▶ **What the exercise asks**: Print all entries word for word.

▶ **Material shown**:
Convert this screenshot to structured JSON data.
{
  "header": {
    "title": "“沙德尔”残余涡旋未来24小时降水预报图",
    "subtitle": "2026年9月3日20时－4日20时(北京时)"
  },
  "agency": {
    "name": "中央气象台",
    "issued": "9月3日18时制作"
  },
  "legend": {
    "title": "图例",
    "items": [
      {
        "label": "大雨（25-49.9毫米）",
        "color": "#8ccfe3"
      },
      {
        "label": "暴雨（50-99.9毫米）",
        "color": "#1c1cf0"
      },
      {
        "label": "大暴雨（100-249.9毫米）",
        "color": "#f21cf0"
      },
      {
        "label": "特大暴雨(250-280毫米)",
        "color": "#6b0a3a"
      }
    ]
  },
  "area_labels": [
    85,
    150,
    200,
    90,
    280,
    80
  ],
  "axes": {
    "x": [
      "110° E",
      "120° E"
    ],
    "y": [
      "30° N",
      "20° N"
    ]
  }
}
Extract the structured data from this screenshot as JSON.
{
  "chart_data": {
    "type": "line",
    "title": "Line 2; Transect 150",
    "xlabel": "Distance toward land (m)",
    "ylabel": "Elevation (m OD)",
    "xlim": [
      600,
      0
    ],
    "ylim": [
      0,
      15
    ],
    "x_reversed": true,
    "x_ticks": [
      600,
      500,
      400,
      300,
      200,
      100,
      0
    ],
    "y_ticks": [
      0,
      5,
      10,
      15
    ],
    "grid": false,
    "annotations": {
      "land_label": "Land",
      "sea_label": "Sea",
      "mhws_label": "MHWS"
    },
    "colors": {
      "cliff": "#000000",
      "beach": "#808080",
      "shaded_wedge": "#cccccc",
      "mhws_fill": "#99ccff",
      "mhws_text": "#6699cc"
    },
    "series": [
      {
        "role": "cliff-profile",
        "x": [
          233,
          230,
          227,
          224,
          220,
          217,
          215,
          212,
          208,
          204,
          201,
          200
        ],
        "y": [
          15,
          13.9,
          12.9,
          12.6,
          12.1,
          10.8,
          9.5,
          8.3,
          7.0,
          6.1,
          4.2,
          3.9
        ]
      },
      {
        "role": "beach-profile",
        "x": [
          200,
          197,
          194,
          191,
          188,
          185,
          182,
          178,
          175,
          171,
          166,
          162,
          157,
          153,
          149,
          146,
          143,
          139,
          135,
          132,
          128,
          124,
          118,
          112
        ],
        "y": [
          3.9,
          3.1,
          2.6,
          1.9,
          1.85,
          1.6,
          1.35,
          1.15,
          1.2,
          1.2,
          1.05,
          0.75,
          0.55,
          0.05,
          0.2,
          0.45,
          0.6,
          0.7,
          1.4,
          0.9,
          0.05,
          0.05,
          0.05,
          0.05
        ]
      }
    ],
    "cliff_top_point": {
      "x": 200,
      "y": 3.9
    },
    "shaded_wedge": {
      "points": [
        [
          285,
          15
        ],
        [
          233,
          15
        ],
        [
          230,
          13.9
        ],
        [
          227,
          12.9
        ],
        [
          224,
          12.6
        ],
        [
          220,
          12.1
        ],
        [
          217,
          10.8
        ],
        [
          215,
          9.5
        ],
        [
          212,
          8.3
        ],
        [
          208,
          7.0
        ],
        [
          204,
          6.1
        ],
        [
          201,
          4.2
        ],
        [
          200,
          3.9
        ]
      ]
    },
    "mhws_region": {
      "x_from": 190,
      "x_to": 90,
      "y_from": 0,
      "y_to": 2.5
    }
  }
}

▶ **Task response**:
Convert this screenshot to structured JSON data.
{
  "header": {
    "title": "“沙德尔”残余涡旋未来24小时降水预报图",
    "subtitle": "2026年9月3日20时－4日20时(北京时)"
  },
  "agency": {
    "name": "中央气象台",
    "issued": "9月3日18时制作"
  },
  "legend": {
    "title": "图例",
    "items": [
      {
        "label": "大雨（25-49.9毫米）",
        "color": "#8ccfe3"
      },
      {
        "label": "暴雨（50-99.9毫米）",
        "color": "#1c1cf0"
      },
      {
        "label": "大暴雨（100-249.9毫米）",
        "color": "#f21cf0"
      },
      {
        "label": "特大暴雨(250-280毫米)",
        "color": "#6b0a3a"
      }
    ]
  },
  "area_labels": [
    85,
    150,
    200,
    90,
    280,
    80
  ],
  "axes": {
    "x": [
      "110° E",
      "120° E"
    ],
    "y": [
      "30° N",
      "20° N"
    ]
  }
}
Extract the structured data from this screenshot as JSON.
{
  "chart_data": {
    "type": "line",
    "title": "Line 2; Transect 150",
    "xlabel": "Distance toward land (m)",
    "ylabel": "Elevation (m OD)",
    "xlim": [
      600,
      0
    ],
    "ylim": [
      0,
      15
    ],
    "x_reversed": true,
    "x_ticks": [
      600,
      500,
      400,
      300,
      200,
      100,
      0
    ],
    "y_ticks": [
      0,
      5,
      10,
      15
    ],
    "grid": false,
    "annotations": {
      "land_label": "Land",
      "sea_label": "Sea",
      "mhws_label": "MHWS"
    },
    "colors": {
      "cliff": "#000000",
      "beach": "#808080",
      "shaded_wedge": "#cccccc",
      "mhws_fill": "#99ccff",
      "mhws_text": "#6699cc"
    },
    "series": [
      {
        "role": "cliff-profile",
        "x": [
          233,
          230,
          227,
          224,
          220,
          217,
          215,
          212,
          208,
          204,
          201,
          200
        ],
        "y": [
          15,
          13.9,
          12.9,
          12.6,
          12.1,
          10.8,
          9.5,
          8.3,
          7.0,
          6.1,
          4.2,
          3.9
        ]
      },
      {
        "role": "beach-profile",
        "x": [
          200,
          197,
          194,
          191,
          188,
          185,
          182,
          178,
          175,
          171,
          166,
          162,
          157,
          153,
          149,
          146,
          143,
          139,
          135,
          132,
          128,
          124,
          118,
          112
        ],
        "y": [
          3.9,
          3.1,
          2.6,
          1.9,
          1.85,
          1.6,
          1.35,
          1.15,
          1.2,
          1.2,
          1.05,
          0.75,
          0.55,
          0.05,
          0.2,
          0.45,
          0.6,
          0.7,
          1.4,
          0.9,
          0.05,
          0.05,
          0.05,
          0.05
        ]
      }
    ],
    "cliff_top_point": {
      "x": 200,
      "y": 3.9
    },
    "shaded_wedge": {
      "points": [
        [
          285,
          15
        ],
        [
          233,
          15
        ],
        [
          230,
          13.9
        ],
        [
          227,
          12.9
        ],
        [
          224,
          12.6
        ],
        [
          220,
          12.1
        ],
        [
          217,
          10.8
        ],
        [
          215,
          9.5
        ],
        [
          212,
          8.3
        ],
        [
          208,
          7.0
        ],
        [
          204,
          6.1
        ],
        [
          201,
          4.2
        ],
        [
          200,
          3.9
        ]
      ]
    },
    "mhws_region": {
      "x_from": 190,
      "x_to": 90,
      "y_from": 0,
      "y_to": 2.5
    }
  }
}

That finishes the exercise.